** START **

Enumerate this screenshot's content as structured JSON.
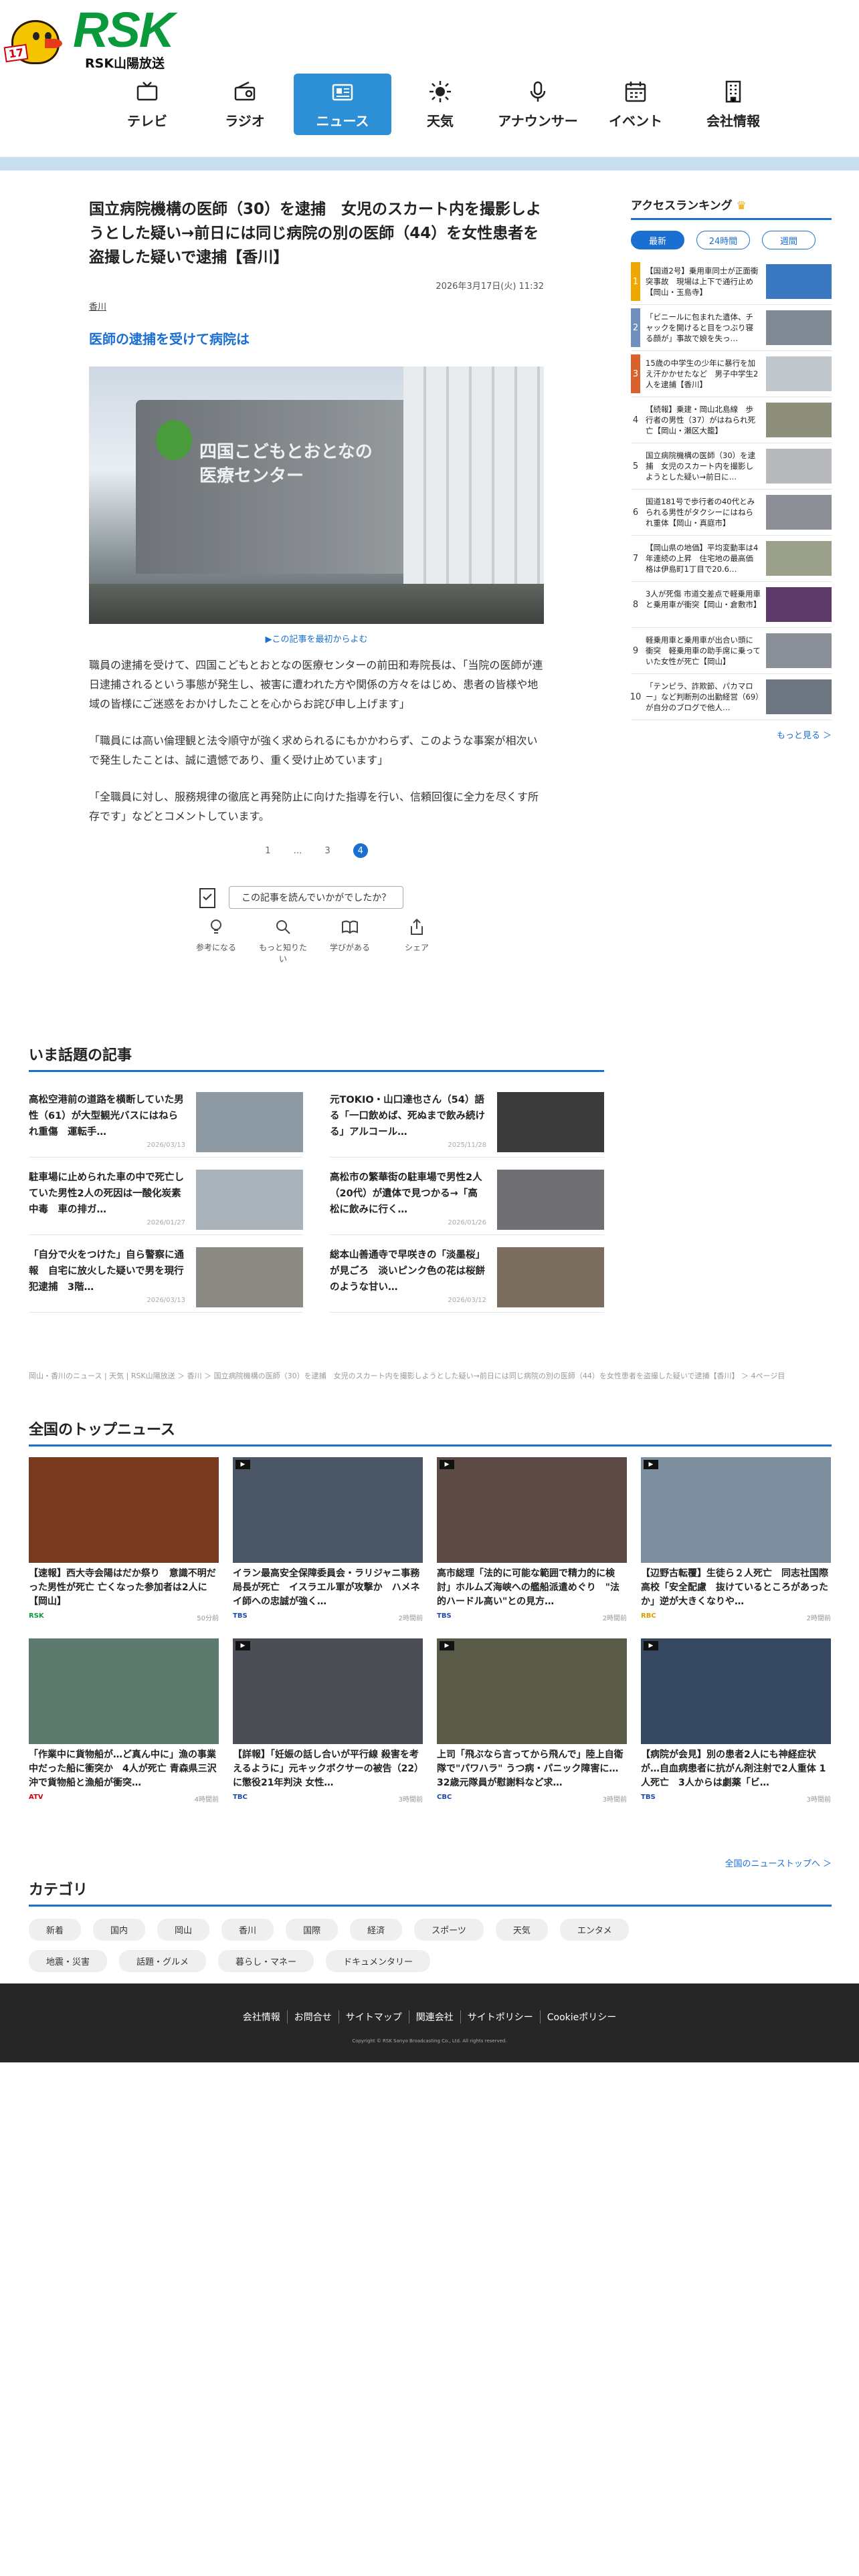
{
  "brand": {
    "name": "RSK",
    "sub": "RSK山陽放送",
    "mascot_tag": "17"
  },
  "nav": [
    {
      "label": "テレビ",
      "icon": "tv-icon"
    },
    {
      "label": "ラジオ",
      "icon": "radio-icon"
    },
    {
      "label": "ニュース",
      "icon": "news-icon",
      "active": true
    },
    {
      "label": "天気",
      "icon": "sun-icon"
    },
    {
      "label": "アナウンサー",
      "icon": "microphone-icon"
    },
    {
      "label": "イベント",
      "icon": "calendar-icon"
    },
    {
      "label": "会社情報",
      "icon": "building-icon"
    }
  ],
  "article": {
    "headline": "国立病院機構の医師（30）を逮捕　女児のスカート内を撮影しようとした疑い→前日には同じ病院の別の医師（44）を女性患者を盗撮した疑いで逮捕【香川】",
    "date": "2026年3月17日(火) 11:32",
    "category": "香川",
    "subhead": "医師の逮捕を受けて病院は",
    "photo_text": "四国こどもとおとなの医療センター",
    "first_link": "▶この記事を最初からよむ",
    "paragraphs": [
      "職員の逮捕を受けて、四国こどもとおとなの医療センターの前田和寿院長は、「当院の医師が連日逮捕されるという事態が発生し、被害に遭われた方や関係の方々をはじめ、患者の皆様や地域の皆様にご迷惑をおかけしたことを心からお詫び申し上げます」",
      "「職員には高い倫理観と法令順守が強く求められるにもかかわらず、このような事案が相次いで発生したことは、誠に遺憾であり、重く受け止めています」",
      "「全職員に対し、服務規律の徹底と再発防止に向けた指導を行い、信頼回復に全力を尽くす所存です」などとコメントしています。"
    ],
    "pager": [
      "1",
      "…",
      "3",
      "4"
    ],
    "feedback_q": "この記事を読んでいかがでしたか？",
    "reactions": [
      {
        "label": "参考になる",
        "icon": "lightbulb-icon"
      },
      {
        "label": "もっと知りたい",
        "icon": "search-icon"
      },
      {
        "label": "学びがある",
        "icon": "book-icon"
      },
      {
        "label": "シェア",
        "icon": "share-icon"
      }
    ]
  },
  "ranking": {
    "title": "アクセスランキング",
    "tabs": [
      "最新",
      "24時間",
      "週間"
    ],
    "items": [
      {
        "n": "1",
        "color": "#f0a800",
        "text": "【国道2号】乗用車同士が正面衝突事故　現場は上下で通行止め【岡山・玉島寺】"
      },
      {
        "n": "2",
        "color": "#6f8fbf",
        "text": "「ビニールに包まれた遺体、チャックを開けると目をつぶり寝る顔が」事故で娘を失っ…"
      },
      {
        "n": "3",
        "color": "#d9612b",
        "text": "15歳の中学生の少年に暴行を加え汗かかせたなど　男子中学生2人を逮捕【香川】"
      },
      {
        "n": "4",
        "color": "",
        "text": "【続報】乗建・岡山北島線　歩行者の男性（37）がはねられ死亡【岡山・瀬区大籠】"
      },
      {
        "n": "5",
        "color": "",
        "text": "国立病院機構の医師（30）を逮捕　女児のスカート内を撮影しようとした疑い→前日に…"
      },
      {
        "n": "6",
        "color": "",
        "text": "国道181号で歩行者の40代とみられる男性がタクシーにはねられ重体【岡山・真庭市】"
      },
      {
        "n": "7",
        "color": "",
        "text": "【岡山県の地価】平均変動率は4年連続の上昇　住宅地の最高価格は伊島町1丁目で20.6…"
      },
      {
        "n": "8",
        "color": "",
        "text": "3人が死傷 市道交差点で軽乗用車と乗用車が衝突【岡山・倉敷市】"
      },
      {
        "n": "9",
        "color": "",
        "text": "軽乗用車と乗用車が出合い頭に衝突　軽乗用車の助手席に乗っていた女性が死亡【岡山】"
      },
      {
        "n": "10",
        "color": "",
        "text": "「テンピラ、詐欺節、パカマロー」など判断刑の出勤経営（69）が自分のブログで他人…"
      }
    ],
    "more": "もっと見る ＞"
  },
  "topics": {
    "title": "いま話題の記事",
    "items": [
      {
        "title": "高松空港前の道路を横断していた男性（61）が大型観光バスにはねられ重傷　運転手…",
        "date": "2026/03/13"
      },
      {
        "title": "元TOKIO・山口達也さん（54）語る「一口飲めば、死ぬまで飲み続ける」アルコール…",
        "date": "2025/11/28"
      },
      {
        "title": "駐車場に止められた車の中で死亡していた男性2人の死因は一酸化炭素中毒　車の排ガ…",
        "date": "2026/01/27"
      },
      {
        "title": "高松市の繁華街の駐車場で男性2人（20代）が遺体で見つかる→「高松に飲みに行く…",
        "date": "2026/01/26"
      },
      {
        "title": "「自分で火をつけた」自ら警察に通報　自宅に放火した疑いで男を現行犯逮捕　3階…",
        "date": "2026/03/13"
      },
      {
        "title": "総本山善通寺で早咲きの「淡墨桜」が見ごろ　淡いピンク色の花は桜餅のような甘い…",
        "date": "2026/03/12"
      }
    ]
  },
  "breadcrumb": "岡山・香川のニュース | 天気 | RSK山陽放送 ＞ 香川 ＞ 国立病院機構の医師（30）を逮捕　女児のスカート内を撮影しようとした疑い→前日には同じ病院の別の医師（44）を女性患者を盗撮した疑いで逮捕【香川】 ＞ 4ページ目",
  "national": {
    "title": "全国のトップニュース",
    "items": [
      {
        "title": "【速報】西大寺会陽はだか祭り　意識不明だった男性が死亡 亡くなった参加者は2人に【岡山】",
        "src": "RSK",
        "src_color": "#0a9a3c",
        "ago": "50分前",
        "play": false,
        "bg": "#7a3a20"
      },
      {
        "title": "イラン最高安全保障委員会・ラリジャニ事務局長が死亡　イスラエル軍が攻撃か　ハメネイ師への忠誠が強く…",
        "src": "TBS",
        "src_color": "#1b4aa8",
        "ago": "2時間前",
        "play": true,
        "bg": "#4a5666"
      },
      {
        "title": "高市総理「法的に可能な範囲で精力的に検討」ホルムズ海峡への艦船派遣めぐり　\"法的ハードル高い\"との見方…",
        "src": "TBS",
        "src_color": "#1b4aa8",
        "ago": "2時間前",
        "play": true,
        "bg": "#5b4b44"
      },
      {
        "title": "【辺野古転覆】生徒ら２人死亡　同志社国際高校「安全配慮　抜けているところがあったか」逆が大きくなりや…",
        "src": "RBC",
        "src_color": "#d5a000",
        "ago": "2時間前",
        "play": true,
        "bg": "#7d8f9e"
      },
      {
        "title": "「作業中に貨物船が…ど真ん中に」漁の事業中だった船に衝突か　4人が死亡 青森県三沢沖で貨物船と漁船が衝突…",
        "src": "ATV",
        "src_color": "#d0000f",
        "ago": "4時間前",
        "play": false,
        "bg": "#5d7a6e"
      },
      {
        "title": "【詳報】「妊娠の話し合いが平行線 殺害を考えるように」元キックボクサーの被告（22）に懲役21年判決 女性…",
        "src": "TBC",
        "src_color": "#1b4aa8",
        "ago": "3時間前",
        "play": true,
        "bg": "#4b4f55"
      },
      {
        "title": "上司「飛ぶなら言ってから飛んで」陸上自衛隊で\"パワハラ\" うつ病・パニック障害に…32歳元隊員が慰謝料など求…",
        "src": "CBC",
        "src_color": "#1b4aa8",
        "ago": "3時間前",
        "play": true,
        "bg": "#5a5a48"
      },
      {
        "title": "【病院が会見】別の患者2人にも神経症状が…自血病患者に抗がん剤注射で2人重体 1人死亡　3人からは劇薬「ビ…",
        "src": "TBS",
        "src_color": "#1b4aa8",
        "ago": "3時間前",
        "play": true,
        "bg": "#35485f"
      }
    ],
    "more": "全国のニューストップへ ＞"
  },
  "categories": {
    "title": "カテゴリ",
    "items": [
      "新着",
      "国内",
      "岡山",
      "香川",
      "国際",
      "経済",
      "スポーツ",
      "天気",
      "エンタメ",
      "地震・災害",
      "話題・グルメ",
      "暮らし・マネー",
      "ドキュメンタリー"
    ]
  },
  "footer": {
    "links": [
      "会社情報",
      "お問合せ",
      "サイトマップ",
      "関連会社",
      "サイトポリシー",
      "Cookieポリシー"
    ],
    "copyright": "Copyright © RSK Sanyo Broadcasting Co., Ltd. All rights reserved."
  }
}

** END **

Aim
Look through the entries above; copy each line where the string "を女性患者を盗撮した疑いで逮捕" appears.

Solution to this exercise
    "headline": "国立病院機構の医師（30）を逮捕　女児のスカート内を撮影しようとした疑い→前日には同じ病院の別の医師（44）を女性患者を盗撮した疑いで逮捕【香川】",
  "breadcrumb": "岡山・香川のニュース | 天気 | RSK山陽放送 ＞ 香川 ＞ 国立病院機構の医師（30）を逮捕　女児のスカート内を撮影しようとした疑い→前日には同じ病院の別の医師（44）を女性患者を盗撮した疑いで逮捕【香川】 ＞ 4ページ目",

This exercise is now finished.